• **WHAT IS ASKED**: Scan the lines below for the word "AUDUSD". Copy each line you find it in.

• **PROVIDED RECORDS**:
★ ★ ★ ★

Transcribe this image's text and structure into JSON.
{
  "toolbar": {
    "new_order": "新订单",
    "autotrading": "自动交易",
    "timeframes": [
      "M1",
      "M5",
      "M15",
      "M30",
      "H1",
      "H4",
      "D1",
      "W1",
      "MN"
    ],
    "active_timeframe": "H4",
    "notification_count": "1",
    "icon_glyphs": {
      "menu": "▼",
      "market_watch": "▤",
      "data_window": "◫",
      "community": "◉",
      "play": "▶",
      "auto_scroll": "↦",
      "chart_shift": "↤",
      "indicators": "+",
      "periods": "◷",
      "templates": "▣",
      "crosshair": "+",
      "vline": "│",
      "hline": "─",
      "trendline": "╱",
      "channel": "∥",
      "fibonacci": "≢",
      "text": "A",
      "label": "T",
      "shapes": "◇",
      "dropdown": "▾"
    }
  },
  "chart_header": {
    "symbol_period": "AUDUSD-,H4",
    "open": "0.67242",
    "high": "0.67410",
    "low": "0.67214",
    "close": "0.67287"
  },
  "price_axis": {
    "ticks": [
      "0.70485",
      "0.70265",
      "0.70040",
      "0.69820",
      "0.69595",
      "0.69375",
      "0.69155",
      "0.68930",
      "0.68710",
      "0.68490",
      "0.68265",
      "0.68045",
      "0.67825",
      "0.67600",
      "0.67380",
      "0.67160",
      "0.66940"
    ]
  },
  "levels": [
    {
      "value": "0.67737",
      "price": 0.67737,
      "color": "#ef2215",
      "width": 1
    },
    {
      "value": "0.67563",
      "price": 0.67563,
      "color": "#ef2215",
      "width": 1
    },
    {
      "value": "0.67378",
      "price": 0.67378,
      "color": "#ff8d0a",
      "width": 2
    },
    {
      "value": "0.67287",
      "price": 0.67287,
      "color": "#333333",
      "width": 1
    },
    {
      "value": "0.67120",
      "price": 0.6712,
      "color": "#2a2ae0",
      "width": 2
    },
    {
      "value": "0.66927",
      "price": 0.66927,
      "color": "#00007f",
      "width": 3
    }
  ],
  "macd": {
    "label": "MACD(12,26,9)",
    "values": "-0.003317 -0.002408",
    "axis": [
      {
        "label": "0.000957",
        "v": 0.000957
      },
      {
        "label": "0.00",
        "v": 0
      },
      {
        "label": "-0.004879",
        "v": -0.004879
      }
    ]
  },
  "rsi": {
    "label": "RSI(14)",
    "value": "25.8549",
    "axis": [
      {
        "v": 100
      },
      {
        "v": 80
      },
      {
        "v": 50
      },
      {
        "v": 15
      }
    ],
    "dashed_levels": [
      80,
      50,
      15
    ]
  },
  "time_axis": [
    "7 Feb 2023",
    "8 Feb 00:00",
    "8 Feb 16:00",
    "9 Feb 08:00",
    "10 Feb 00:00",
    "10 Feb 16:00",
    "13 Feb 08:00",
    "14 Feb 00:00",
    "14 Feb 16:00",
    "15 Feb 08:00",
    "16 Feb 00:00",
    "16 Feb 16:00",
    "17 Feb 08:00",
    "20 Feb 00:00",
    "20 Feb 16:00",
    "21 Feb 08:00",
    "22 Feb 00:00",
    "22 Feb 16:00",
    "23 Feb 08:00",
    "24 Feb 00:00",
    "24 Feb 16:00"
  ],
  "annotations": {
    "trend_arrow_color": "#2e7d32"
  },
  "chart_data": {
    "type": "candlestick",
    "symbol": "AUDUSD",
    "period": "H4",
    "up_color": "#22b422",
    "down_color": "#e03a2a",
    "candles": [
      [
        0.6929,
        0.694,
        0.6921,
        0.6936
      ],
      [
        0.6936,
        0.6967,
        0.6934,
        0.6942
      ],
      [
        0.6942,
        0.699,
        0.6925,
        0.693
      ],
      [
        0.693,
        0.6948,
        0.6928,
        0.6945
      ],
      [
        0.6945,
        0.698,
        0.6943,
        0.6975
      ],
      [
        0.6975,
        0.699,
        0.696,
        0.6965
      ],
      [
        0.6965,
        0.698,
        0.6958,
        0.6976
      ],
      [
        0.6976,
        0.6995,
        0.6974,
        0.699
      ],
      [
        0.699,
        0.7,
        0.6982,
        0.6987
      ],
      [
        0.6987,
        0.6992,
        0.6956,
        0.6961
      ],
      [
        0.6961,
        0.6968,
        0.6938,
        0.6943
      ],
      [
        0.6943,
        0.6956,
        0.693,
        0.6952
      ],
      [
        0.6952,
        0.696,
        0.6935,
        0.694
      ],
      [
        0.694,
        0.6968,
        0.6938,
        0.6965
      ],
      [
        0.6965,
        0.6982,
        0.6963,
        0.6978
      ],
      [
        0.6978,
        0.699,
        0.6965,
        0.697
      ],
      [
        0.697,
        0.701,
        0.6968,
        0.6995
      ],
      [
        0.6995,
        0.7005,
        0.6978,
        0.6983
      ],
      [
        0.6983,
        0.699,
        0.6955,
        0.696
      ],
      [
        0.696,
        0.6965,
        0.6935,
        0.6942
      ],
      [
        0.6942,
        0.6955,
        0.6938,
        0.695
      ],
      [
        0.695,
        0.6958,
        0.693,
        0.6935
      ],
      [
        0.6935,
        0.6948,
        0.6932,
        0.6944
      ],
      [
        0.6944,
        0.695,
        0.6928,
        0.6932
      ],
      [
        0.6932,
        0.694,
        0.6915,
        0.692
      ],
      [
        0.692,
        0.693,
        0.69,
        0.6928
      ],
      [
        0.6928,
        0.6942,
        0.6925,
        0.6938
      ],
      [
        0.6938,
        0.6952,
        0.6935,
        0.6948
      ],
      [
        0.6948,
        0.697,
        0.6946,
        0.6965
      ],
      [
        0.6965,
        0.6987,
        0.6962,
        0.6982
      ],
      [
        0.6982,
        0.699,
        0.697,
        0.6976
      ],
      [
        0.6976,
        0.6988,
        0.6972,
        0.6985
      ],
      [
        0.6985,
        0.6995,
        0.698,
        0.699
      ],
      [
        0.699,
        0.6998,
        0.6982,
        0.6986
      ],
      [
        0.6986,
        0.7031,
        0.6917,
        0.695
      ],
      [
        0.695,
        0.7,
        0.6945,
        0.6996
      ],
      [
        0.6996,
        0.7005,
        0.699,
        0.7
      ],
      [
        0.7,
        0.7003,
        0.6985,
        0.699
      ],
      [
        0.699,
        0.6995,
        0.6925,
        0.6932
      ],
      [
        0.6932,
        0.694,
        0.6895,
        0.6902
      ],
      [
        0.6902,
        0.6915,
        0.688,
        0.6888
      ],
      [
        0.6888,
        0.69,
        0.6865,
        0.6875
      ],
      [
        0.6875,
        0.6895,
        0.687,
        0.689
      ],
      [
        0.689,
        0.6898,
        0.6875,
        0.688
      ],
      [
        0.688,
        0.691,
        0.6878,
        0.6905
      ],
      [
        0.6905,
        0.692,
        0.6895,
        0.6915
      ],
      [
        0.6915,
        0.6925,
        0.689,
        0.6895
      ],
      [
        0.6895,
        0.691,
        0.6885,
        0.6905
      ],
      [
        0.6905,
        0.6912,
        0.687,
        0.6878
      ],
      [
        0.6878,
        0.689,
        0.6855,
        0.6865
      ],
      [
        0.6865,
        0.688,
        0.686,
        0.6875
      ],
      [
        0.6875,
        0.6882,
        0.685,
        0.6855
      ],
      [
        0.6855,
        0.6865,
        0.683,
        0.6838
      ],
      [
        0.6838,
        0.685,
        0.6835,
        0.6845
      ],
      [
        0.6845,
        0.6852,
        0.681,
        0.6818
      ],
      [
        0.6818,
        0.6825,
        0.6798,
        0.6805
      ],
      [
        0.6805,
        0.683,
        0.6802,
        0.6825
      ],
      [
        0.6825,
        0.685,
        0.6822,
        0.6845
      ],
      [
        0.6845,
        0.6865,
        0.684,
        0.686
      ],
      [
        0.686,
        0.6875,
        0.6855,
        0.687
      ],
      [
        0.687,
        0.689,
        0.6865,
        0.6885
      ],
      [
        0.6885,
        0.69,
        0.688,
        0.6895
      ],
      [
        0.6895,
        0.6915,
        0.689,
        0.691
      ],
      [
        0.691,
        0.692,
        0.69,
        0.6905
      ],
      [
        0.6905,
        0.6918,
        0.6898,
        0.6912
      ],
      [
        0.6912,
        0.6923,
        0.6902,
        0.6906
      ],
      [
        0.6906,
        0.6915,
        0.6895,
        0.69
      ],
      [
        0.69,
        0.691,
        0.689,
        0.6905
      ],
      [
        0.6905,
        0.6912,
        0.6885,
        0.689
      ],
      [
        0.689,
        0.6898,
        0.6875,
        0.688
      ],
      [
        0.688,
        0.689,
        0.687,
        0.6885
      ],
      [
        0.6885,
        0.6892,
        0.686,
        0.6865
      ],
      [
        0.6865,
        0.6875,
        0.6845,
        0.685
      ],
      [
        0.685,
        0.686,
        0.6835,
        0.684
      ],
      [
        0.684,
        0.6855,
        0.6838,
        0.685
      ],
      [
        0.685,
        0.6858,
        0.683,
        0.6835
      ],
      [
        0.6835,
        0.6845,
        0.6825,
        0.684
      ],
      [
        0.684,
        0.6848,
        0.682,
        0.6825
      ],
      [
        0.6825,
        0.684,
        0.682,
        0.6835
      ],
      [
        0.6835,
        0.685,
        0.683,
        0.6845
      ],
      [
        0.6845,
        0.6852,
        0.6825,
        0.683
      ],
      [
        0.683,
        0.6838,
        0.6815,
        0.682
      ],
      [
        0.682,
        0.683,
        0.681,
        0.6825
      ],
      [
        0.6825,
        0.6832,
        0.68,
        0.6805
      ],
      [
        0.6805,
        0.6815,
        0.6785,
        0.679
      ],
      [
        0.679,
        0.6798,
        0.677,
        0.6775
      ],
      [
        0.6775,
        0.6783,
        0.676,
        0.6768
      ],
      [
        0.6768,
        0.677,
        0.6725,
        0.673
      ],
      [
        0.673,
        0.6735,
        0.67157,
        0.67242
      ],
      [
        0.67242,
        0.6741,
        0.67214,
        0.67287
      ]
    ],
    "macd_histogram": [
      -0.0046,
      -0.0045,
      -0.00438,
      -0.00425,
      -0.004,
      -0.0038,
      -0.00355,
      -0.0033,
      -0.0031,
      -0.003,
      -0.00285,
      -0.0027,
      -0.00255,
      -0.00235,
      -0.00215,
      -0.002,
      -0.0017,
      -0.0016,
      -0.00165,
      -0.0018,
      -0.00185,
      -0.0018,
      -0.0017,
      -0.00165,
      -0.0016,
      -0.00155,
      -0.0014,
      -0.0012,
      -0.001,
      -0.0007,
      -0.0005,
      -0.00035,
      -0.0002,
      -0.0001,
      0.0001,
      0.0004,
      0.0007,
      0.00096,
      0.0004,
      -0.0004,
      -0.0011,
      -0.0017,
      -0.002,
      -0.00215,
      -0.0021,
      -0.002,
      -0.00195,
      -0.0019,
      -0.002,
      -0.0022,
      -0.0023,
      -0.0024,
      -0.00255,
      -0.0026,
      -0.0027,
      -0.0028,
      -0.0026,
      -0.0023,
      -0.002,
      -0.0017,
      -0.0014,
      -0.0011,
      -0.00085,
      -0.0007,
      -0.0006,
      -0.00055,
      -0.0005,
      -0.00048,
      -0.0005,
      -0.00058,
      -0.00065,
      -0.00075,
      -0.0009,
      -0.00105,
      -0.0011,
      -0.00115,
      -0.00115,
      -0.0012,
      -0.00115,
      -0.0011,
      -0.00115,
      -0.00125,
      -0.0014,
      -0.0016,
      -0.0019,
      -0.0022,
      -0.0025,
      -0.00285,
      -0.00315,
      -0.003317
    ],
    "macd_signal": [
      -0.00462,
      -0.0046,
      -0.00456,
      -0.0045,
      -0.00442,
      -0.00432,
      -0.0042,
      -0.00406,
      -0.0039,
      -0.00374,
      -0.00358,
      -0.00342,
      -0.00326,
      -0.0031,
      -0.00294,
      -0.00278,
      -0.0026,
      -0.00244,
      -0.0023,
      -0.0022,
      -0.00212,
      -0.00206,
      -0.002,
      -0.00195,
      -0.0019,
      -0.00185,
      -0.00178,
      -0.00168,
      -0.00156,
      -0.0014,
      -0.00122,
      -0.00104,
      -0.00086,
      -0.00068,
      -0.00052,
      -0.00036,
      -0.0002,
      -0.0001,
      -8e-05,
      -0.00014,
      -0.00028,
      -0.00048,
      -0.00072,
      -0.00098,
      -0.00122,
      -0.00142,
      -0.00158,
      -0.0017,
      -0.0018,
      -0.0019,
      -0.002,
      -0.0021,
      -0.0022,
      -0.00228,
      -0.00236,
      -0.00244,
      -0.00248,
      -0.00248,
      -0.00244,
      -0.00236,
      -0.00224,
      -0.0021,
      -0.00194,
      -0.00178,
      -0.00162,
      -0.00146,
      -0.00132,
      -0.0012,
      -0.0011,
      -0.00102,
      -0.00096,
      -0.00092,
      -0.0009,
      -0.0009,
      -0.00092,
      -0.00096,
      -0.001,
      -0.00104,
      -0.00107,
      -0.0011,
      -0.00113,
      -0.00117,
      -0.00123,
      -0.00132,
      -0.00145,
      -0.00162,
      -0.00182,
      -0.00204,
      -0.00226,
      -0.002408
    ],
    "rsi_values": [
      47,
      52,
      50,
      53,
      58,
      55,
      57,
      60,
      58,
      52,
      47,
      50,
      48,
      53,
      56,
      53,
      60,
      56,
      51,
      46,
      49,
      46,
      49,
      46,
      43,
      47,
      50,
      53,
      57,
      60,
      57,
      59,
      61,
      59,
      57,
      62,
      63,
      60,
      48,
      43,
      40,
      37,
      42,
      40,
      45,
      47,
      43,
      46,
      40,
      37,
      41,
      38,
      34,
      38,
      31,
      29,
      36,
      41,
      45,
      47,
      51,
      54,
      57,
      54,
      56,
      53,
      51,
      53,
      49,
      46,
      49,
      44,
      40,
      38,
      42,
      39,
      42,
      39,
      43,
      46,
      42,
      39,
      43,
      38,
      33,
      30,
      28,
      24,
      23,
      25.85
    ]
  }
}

★ ★ ★ ★

• **THE RESPONSE**:
    "symbol_period": "AUDUSD-,H4",
    "symbol": "AUDUSD",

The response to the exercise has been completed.